### Your task
Return the lines where the word "unit" occurs.

───── Records shown ─────

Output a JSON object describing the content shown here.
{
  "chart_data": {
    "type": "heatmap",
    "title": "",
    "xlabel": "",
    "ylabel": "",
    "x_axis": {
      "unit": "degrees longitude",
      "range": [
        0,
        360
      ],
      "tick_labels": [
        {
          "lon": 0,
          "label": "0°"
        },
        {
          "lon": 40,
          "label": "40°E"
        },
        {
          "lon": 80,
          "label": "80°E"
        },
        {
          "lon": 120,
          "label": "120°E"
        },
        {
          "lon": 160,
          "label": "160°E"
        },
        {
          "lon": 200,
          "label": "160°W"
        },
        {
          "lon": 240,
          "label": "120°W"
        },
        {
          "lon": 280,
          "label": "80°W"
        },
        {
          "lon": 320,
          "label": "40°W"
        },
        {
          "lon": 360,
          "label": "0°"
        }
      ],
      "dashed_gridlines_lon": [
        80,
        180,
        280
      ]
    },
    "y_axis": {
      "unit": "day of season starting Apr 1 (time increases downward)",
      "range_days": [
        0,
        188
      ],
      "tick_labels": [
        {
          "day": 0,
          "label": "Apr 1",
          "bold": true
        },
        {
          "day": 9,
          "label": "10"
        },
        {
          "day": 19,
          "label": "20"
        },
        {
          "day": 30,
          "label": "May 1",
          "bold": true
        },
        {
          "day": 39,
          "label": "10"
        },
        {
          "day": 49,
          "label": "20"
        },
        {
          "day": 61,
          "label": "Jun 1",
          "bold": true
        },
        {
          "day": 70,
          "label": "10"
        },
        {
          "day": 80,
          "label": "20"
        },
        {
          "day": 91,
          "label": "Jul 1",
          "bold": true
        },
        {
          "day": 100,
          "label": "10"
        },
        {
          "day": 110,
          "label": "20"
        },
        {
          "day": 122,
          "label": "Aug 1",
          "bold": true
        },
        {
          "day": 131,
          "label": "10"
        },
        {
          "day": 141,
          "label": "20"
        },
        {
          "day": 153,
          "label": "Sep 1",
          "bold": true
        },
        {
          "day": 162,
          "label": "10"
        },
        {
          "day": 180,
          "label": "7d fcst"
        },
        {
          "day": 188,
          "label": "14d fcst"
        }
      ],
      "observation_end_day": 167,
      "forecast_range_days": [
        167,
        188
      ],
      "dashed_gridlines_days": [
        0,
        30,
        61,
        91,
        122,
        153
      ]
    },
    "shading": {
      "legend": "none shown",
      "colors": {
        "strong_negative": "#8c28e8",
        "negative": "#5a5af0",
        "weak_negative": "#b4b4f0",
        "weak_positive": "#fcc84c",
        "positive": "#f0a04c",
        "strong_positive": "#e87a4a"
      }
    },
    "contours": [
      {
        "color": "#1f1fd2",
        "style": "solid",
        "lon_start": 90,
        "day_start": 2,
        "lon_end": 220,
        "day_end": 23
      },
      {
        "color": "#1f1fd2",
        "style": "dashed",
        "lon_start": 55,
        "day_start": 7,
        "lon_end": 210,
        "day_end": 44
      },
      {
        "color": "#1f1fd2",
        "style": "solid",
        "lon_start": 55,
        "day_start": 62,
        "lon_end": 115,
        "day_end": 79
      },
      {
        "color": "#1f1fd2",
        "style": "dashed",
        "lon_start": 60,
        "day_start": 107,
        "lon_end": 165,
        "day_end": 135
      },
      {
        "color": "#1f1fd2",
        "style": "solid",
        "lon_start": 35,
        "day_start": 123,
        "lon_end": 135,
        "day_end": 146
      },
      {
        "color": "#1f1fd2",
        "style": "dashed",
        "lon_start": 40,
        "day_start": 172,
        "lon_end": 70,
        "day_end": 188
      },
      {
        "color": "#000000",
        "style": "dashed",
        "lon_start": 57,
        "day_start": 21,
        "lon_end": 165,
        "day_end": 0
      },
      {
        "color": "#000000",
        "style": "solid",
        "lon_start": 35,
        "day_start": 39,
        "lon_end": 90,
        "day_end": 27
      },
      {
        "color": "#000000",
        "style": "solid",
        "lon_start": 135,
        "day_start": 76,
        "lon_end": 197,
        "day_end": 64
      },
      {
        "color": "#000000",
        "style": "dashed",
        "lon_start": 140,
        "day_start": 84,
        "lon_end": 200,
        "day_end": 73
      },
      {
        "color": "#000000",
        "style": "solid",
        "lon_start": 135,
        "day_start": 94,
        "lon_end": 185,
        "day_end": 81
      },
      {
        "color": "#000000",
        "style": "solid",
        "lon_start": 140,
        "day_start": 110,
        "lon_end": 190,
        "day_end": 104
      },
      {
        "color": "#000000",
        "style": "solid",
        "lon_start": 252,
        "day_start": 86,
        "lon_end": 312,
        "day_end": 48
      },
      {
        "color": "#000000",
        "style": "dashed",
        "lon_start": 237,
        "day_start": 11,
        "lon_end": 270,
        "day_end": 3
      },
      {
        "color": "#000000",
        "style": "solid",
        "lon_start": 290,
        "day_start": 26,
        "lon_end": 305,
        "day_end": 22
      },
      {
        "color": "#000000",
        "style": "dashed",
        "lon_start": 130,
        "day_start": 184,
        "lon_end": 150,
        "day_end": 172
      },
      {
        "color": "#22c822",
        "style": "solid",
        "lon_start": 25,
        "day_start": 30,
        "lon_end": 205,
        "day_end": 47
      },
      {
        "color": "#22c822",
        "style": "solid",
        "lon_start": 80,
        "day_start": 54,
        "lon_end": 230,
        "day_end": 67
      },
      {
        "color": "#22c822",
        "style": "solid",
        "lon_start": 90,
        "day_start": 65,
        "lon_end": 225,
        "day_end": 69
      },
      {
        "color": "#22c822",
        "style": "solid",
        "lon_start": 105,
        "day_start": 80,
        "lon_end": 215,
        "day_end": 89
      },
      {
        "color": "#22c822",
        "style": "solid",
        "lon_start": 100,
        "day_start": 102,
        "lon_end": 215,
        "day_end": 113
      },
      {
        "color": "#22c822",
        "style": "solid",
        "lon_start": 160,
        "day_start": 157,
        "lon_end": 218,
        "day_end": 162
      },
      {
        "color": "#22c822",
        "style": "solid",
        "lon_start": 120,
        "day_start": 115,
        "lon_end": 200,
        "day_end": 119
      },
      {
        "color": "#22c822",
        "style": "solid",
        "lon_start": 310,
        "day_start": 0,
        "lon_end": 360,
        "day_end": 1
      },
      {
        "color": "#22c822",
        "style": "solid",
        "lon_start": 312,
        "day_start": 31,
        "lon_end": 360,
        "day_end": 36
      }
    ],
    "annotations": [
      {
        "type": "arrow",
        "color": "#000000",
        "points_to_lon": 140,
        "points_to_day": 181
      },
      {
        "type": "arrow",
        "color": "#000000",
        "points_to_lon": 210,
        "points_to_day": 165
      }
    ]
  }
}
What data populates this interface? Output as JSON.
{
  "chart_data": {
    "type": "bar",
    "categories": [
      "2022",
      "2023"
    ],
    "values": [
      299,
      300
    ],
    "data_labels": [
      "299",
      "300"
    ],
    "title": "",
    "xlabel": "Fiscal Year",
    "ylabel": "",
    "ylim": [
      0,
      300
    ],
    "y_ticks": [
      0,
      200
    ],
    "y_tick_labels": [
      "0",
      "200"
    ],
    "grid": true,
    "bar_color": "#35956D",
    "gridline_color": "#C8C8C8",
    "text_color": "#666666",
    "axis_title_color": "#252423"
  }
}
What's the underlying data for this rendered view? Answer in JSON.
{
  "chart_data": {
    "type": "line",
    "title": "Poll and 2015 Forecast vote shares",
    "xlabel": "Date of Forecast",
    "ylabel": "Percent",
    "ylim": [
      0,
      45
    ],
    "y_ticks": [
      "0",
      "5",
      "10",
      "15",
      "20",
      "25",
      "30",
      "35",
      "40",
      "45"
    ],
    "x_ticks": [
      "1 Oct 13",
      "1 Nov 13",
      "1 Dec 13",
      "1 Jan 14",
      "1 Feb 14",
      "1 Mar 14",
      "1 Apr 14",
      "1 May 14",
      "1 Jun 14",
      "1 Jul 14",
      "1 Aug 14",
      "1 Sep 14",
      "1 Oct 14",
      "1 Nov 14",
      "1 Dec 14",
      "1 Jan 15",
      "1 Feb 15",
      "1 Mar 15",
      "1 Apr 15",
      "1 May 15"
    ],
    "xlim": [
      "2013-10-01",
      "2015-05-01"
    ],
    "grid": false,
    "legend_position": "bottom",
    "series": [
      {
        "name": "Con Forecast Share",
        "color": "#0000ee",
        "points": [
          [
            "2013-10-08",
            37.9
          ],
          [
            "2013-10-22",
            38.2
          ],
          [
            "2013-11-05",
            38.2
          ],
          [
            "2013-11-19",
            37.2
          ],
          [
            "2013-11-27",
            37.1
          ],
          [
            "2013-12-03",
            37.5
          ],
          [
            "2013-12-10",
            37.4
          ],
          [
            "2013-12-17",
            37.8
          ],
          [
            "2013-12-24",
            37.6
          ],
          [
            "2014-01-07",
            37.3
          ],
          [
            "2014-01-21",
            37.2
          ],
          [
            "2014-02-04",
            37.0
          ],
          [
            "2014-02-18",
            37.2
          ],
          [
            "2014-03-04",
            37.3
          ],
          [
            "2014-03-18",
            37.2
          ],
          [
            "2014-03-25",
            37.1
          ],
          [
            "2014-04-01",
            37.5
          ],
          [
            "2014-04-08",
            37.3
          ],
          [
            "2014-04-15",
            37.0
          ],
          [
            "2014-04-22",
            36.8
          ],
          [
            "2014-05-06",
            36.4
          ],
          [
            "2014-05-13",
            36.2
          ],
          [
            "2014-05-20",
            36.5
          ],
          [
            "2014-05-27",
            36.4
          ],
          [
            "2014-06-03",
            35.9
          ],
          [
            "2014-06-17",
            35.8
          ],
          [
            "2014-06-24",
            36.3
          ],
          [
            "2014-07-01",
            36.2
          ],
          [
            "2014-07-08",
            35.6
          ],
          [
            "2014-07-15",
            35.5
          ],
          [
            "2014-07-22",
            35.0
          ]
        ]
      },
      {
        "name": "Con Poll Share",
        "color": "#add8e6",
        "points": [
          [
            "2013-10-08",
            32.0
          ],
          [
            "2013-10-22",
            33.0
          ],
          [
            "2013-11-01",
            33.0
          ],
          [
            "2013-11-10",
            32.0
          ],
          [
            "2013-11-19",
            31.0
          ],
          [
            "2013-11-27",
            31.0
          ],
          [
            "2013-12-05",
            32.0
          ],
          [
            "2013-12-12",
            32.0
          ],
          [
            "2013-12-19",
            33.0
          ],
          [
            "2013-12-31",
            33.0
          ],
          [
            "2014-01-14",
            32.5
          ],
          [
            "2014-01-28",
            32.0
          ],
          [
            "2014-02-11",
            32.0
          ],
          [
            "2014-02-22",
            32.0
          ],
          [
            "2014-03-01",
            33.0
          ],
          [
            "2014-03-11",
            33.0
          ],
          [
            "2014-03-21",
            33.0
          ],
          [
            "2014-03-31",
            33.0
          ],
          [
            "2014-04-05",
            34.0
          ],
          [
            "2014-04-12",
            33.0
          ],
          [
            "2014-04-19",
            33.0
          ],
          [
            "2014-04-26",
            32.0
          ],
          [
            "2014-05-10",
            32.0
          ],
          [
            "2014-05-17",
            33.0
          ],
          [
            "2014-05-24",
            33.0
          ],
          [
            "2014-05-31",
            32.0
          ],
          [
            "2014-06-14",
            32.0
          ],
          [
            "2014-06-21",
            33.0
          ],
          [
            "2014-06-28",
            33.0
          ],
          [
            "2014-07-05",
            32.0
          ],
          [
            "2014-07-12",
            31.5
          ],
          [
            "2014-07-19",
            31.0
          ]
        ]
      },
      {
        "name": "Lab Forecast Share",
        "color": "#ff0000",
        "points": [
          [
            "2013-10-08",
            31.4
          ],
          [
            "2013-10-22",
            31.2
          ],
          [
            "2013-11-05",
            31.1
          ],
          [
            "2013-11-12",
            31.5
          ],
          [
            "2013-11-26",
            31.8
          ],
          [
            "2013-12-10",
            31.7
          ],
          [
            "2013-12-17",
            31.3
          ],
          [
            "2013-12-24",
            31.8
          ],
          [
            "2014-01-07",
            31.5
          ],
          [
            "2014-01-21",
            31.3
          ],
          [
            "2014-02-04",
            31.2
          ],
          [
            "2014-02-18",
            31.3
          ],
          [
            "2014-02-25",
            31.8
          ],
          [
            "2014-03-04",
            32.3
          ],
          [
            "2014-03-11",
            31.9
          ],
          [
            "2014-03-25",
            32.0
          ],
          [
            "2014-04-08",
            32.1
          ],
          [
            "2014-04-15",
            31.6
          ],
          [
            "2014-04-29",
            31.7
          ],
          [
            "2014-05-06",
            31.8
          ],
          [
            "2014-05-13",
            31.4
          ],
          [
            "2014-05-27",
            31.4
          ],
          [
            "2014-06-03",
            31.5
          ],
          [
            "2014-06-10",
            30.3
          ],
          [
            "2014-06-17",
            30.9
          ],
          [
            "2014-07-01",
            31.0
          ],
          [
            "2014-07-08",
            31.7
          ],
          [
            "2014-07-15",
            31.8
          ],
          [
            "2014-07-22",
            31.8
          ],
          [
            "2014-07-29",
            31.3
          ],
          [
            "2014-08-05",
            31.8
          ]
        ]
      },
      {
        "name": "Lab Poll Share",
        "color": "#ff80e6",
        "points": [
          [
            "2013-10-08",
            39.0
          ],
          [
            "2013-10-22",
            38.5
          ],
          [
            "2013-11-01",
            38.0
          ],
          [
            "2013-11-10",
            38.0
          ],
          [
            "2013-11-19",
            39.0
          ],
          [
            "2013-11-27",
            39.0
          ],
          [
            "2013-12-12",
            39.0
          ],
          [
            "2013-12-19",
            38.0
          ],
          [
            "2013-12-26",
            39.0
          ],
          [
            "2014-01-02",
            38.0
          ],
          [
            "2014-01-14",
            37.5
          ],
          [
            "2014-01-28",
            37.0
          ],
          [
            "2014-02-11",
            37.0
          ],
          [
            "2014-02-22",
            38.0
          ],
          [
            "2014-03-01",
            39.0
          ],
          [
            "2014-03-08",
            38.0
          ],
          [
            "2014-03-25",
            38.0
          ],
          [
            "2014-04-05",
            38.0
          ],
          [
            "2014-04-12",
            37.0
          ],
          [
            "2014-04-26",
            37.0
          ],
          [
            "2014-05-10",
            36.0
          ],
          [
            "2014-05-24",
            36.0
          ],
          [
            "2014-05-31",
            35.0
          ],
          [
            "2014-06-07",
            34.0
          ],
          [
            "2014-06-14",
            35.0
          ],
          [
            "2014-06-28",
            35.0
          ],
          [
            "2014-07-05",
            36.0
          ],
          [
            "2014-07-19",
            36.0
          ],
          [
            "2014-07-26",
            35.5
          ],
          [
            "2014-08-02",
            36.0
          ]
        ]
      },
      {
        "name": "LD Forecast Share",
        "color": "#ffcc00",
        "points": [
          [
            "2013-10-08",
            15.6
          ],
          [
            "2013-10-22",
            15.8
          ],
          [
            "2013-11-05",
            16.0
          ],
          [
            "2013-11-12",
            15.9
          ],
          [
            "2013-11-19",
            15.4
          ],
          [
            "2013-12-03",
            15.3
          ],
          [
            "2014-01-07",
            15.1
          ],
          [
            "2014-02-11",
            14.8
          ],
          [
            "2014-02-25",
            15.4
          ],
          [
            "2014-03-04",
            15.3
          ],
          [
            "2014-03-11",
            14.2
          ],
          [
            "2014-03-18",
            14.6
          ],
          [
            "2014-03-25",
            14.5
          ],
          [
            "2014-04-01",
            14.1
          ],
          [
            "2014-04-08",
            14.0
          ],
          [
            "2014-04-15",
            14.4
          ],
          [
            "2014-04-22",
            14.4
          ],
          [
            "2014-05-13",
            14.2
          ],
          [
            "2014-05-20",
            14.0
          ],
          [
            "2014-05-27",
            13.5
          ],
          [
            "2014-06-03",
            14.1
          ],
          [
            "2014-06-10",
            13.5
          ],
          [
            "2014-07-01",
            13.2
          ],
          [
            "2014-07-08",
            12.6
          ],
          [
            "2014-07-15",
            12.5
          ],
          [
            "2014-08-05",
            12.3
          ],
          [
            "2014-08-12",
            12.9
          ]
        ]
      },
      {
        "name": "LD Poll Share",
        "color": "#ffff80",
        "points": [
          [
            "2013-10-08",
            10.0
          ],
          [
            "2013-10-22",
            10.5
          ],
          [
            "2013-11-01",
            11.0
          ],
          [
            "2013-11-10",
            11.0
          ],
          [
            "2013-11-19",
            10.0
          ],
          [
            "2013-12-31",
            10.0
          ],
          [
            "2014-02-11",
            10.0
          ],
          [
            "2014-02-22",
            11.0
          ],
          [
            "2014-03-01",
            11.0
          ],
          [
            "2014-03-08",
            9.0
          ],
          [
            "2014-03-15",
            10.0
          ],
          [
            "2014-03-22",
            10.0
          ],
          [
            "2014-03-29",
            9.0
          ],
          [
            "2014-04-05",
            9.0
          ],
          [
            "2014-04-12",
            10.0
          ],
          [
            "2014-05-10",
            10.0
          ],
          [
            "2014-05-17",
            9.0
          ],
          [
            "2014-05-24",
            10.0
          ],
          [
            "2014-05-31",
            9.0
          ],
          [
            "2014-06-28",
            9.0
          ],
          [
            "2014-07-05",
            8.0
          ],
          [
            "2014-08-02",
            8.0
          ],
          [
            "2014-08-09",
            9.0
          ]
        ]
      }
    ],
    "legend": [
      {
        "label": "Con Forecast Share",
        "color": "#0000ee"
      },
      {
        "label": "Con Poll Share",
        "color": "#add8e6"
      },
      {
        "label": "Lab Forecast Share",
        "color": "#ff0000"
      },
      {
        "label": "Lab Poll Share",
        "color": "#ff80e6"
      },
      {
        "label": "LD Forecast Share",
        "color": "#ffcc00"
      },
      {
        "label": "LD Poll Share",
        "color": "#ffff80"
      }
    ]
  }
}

─────

### Answer for this exercise
      "unit": "degrees longitude",
      "unit": "day of season starting Apr 1 (time increases downward)",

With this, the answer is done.